* _WHAT TO DO_
A. Rewrite everything from "Like a city, inside" down to "endosomal populations (Rabs)" in the passage on how the cell is organized, replacing "city" with "factory".
B. Continue the passage on how the cell is organized, picking up after its final sentence.

Like a city, inside of the cell is organised by highways and roads (microtubules, actin), motors (dynein, kinesins, myosins) cargoes (e.g. receptors in endosomes, viruses) post-offices sorting cargoes (sorting endosomes), garbage clean-up (autophagosomes, lysosomes) and much more
Every piece of the puzzle listed above is a field on its own! We now know about the exquisite dynamics of microtubules, or how motors move. We know about the process of endocytosis at the plasma membrane and proteins that define distinct endosomal populations (Rabs)

* _PROVIDED INFORMATION_

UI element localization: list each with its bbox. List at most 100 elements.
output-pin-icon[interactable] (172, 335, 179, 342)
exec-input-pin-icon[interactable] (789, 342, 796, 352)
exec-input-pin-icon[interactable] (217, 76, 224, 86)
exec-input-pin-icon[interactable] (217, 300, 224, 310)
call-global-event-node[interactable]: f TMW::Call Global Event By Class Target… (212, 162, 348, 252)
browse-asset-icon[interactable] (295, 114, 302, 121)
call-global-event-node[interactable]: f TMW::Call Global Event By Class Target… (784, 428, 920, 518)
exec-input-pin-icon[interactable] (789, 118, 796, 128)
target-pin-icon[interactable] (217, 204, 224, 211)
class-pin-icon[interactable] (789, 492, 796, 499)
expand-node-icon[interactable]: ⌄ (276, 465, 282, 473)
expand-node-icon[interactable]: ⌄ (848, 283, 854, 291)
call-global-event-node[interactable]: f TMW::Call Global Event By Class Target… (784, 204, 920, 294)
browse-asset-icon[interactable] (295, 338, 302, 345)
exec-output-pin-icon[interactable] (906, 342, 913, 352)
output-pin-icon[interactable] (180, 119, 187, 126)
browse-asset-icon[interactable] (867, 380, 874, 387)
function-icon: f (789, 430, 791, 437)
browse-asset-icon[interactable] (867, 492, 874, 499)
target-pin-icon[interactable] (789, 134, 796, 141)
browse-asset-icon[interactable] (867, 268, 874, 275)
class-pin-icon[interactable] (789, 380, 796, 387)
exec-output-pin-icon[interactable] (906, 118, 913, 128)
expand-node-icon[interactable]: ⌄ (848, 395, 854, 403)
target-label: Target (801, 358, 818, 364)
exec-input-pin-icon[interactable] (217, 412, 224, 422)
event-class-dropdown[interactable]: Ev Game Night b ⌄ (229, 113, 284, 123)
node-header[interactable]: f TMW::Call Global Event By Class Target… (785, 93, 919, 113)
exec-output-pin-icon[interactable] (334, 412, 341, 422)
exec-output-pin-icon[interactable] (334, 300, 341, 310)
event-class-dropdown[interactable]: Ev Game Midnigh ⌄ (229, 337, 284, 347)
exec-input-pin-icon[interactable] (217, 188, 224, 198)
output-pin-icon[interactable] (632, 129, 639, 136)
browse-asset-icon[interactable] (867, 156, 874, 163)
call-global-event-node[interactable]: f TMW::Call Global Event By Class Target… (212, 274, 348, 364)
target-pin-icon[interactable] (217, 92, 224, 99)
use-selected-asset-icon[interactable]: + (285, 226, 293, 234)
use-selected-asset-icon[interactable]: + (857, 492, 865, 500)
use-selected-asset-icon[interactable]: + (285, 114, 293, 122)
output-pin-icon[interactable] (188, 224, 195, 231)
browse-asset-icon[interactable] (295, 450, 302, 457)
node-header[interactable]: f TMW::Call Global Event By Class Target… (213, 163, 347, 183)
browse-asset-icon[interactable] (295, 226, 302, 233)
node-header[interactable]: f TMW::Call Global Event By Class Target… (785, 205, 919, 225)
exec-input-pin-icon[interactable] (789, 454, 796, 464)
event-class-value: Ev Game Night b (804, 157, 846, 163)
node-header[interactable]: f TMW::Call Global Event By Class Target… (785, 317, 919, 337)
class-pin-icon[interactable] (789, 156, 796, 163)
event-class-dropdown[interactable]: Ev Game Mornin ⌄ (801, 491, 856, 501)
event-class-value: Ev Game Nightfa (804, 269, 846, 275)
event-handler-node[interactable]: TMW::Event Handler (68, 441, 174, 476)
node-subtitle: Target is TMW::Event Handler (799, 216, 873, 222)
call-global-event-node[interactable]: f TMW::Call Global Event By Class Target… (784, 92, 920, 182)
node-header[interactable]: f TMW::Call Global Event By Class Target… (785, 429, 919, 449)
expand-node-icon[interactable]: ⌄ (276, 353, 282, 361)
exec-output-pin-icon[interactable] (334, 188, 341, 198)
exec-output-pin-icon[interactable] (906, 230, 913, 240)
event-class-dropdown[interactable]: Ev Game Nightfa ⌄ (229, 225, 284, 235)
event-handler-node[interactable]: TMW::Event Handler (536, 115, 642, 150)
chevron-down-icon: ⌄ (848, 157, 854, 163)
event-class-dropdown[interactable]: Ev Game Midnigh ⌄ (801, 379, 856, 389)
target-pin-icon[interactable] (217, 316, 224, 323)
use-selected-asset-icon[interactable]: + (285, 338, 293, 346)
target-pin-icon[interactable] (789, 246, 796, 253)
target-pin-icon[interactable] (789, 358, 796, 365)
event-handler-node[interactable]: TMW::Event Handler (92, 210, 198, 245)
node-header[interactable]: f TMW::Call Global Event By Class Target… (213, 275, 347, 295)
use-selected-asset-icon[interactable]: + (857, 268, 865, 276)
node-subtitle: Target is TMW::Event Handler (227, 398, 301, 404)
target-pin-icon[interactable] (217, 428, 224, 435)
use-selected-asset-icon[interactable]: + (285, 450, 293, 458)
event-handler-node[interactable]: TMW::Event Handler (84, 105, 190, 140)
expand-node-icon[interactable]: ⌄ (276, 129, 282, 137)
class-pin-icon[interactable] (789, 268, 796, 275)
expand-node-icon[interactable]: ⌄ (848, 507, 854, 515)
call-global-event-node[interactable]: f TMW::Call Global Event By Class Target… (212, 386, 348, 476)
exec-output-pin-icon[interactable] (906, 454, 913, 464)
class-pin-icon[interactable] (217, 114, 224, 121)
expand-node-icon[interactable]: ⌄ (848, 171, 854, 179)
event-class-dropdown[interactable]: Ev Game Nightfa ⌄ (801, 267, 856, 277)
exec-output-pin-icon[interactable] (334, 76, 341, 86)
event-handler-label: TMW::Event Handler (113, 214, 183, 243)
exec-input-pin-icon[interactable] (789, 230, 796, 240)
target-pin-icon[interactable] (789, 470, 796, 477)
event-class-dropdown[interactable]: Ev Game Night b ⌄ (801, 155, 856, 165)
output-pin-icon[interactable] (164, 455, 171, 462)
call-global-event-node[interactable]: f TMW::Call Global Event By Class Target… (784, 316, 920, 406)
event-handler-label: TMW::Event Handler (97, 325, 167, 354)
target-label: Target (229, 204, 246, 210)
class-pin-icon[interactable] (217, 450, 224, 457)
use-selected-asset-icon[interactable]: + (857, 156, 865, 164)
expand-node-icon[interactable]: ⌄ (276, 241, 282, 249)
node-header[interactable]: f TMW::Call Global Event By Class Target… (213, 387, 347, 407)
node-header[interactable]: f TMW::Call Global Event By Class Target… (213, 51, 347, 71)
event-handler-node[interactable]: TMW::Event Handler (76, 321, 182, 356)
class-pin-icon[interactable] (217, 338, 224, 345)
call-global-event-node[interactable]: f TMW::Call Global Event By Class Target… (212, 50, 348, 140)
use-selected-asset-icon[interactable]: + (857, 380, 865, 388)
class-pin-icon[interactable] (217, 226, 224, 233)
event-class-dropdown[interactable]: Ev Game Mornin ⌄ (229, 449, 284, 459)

* _SET OF ANSWERS_
A.
Like a factory, inside of the cell is organised by highways and roads (microtubules, actin), motors (dynein, kinesins, myosins) cargoes (e.g. receptors in endosomes, viruses) post-offices sorting cargoes (sorting endosomes), garbage clean-up (autophagosomes, lysosomes) and much more
Every piece of the puzzle listed above is a field on its own! We now know about the exquisite dynamics of microtubules, or how motors move. We know about the process of endocytosis at the plasma membrane and proteins that define distinct endosomal populations (Rabs)

B.
At the level of single cells, how individual processes building up the endosomal network integrate to evince trafficking and signalling outcomes is an exciting field. Individual processes building up the endosomal network are inherently stochastic, making measurements non-trivial
How can we study such processes? Advent of light-sheet based approaches allow imaging of the whole cell volumes with high-temporal resolution. When acquired at high-temporal resolution for long time durations, fast stochastic processes that build up this system can be captured
With whole-cell volumes captured, one can extract quantitative parameters for ALL events, something that was not possible earlier because events would be missed owing to poor time resolution or lack of photo gentleness, that is required for long measurements for sufficient events
Two examples of such an approach applied to endosomes are: measuring the kinetics of phosphoinositide conversion in endosomal populations (He et al. , 2017) and ligand induced whole cell level perturbation and engagement of an early endosomal adaptor (York et al., 2021)
Open questions include mechanisms of endosomal maturations, how the timing of the 'conveyor belt' of endosomes are maintained at a population level. Phosphatases and kinases are at the centre of this (see below and compare the reconstituted system from the Groves lab to this)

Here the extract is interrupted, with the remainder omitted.